» EXERCISE DESCRIPTION: Wherever a line holds the word "name", copy that line out.

» INPUT DATA:
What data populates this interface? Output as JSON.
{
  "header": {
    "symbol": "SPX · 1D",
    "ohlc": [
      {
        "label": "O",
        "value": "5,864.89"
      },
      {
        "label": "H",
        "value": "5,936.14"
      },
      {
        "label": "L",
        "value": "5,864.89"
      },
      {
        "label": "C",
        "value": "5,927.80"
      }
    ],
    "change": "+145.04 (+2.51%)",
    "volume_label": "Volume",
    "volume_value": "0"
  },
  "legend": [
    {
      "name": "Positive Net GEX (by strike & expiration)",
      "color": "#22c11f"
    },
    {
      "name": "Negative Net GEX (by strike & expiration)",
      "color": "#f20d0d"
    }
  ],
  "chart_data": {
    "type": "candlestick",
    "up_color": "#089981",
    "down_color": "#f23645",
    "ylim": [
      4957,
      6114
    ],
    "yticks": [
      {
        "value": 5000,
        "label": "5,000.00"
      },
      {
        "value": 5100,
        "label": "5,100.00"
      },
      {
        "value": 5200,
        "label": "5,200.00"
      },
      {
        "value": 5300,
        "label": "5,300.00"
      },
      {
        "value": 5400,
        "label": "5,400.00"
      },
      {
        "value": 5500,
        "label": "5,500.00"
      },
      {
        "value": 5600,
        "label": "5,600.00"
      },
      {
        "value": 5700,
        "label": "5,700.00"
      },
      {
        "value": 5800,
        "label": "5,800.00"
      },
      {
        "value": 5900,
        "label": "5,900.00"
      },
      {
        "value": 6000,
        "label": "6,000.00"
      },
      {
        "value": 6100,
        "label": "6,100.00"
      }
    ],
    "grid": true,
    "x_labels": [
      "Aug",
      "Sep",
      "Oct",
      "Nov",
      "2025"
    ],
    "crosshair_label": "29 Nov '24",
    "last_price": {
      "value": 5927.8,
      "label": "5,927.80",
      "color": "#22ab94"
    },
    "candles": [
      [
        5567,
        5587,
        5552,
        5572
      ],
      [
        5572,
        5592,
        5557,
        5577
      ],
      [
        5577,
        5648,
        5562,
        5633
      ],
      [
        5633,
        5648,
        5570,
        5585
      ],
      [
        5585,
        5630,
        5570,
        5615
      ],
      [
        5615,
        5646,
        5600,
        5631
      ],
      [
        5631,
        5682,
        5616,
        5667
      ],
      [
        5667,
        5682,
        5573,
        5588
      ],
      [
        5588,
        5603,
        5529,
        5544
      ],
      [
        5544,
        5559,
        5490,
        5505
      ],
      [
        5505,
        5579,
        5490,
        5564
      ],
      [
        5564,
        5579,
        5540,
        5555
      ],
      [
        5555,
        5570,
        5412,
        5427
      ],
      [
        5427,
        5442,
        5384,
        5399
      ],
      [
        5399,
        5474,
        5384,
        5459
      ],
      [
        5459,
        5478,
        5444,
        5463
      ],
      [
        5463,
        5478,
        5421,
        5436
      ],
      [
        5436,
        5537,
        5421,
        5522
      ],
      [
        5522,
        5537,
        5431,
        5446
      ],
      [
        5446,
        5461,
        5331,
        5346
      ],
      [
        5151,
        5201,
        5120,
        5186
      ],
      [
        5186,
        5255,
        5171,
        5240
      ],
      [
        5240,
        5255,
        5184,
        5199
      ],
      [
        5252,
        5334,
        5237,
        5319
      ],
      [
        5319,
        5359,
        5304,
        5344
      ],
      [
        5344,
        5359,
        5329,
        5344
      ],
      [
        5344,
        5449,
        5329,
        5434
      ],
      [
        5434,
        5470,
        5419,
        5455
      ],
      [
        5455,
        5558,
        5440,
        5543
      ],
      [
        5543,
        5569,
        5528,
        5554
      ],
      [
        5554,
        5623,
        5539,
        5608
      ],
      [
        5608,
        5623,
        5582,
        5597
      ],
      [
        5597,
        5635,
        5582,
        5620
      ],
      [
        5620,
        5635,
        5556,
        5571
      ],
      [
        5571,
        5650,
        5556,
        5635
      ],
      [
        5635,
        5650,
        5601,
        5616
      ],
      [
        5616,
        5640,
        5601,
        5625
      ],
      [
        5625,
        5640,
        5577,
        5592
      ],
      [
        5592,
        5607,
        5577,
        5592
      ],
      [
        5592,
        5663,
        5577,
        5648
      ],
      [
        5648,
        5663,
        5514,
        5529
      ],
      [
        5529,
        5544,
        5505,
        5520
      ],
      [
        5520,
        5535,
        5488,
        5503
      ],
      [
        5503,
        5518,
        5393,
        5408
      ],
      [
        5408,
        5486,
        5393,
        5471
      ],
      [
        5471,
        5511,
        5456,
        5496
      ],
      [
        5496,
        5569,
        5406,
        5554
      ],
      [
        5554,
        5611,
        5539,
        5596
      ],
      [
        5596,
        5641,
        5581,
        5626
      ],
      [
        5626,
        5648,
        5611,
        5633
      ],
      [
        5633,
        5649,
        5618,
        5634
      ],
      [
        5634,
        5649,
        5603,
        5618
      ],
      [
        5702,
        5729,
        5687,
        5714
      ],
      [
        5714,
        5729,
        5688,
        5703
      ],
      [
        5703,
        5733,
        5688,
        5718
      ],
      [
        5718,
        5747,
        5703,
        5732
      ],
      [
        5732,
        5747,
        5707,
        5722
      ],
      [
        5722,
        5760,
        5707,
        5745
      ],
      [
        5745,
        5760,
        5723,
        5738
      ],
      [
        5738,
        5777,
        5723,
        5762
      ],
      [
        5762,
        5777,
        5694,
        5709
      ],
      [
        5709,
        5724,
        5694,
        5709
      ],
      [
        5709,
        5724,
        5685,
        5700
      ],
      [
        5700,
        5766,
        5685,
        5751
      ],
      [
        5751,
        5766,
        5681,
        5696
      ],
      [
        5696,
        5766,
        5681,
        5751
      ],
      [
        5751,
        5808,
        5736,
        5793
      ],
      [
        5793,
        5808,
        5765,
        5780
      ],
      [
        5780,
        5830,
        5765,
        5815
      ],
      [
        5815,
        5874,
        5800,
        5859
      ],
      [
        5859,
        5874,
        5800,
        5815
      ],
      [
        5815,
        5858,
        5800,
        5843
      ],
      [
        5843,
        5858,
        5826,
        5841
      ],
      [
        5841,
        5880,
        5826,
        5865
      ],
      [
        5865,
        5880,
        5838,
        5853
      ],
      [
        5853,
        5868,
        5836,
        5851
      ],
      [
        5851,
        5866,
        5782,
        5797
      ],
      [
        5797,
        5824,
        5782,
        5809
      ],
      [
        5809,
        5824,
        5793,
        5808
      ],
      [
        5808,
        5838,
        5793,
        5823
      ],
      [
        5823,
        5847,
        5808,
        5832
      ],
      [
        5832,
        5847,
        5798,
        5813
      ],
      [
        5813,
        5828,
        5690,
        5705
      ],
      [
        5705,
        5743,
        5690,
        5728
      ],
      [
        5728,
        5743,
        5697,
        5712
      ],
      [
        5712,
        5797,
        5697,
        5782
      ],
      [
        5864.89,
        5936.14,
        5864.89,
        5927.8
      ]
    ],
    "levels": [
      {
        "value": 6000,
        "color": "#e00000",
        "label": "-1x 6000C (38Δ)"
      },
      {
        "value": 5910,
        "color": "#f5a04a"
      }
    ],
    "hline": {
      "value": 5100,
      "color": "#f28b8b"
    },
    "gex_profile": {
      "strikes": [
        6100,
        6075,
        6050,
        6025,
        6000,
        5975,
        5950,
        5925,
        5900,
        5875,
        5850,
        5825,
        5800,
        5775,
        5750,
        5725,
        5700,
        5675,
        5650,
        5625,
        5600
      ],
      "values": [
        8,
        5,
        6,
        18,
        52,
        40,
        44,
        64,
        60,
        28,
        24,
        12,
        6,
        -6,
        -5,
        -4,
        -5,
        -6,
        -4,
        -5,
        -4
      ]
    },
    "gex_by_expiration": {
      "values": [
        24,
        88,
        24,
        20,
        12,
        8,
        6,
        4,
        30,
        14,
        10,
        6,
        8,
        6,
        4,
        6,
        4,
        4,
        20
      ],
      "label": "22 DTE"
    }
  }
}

» TASK ANSWER:
      "name": "Positive Net GEX (by strike & expiration)",
      "name": "Negative Net GEX (by strike & expiration)",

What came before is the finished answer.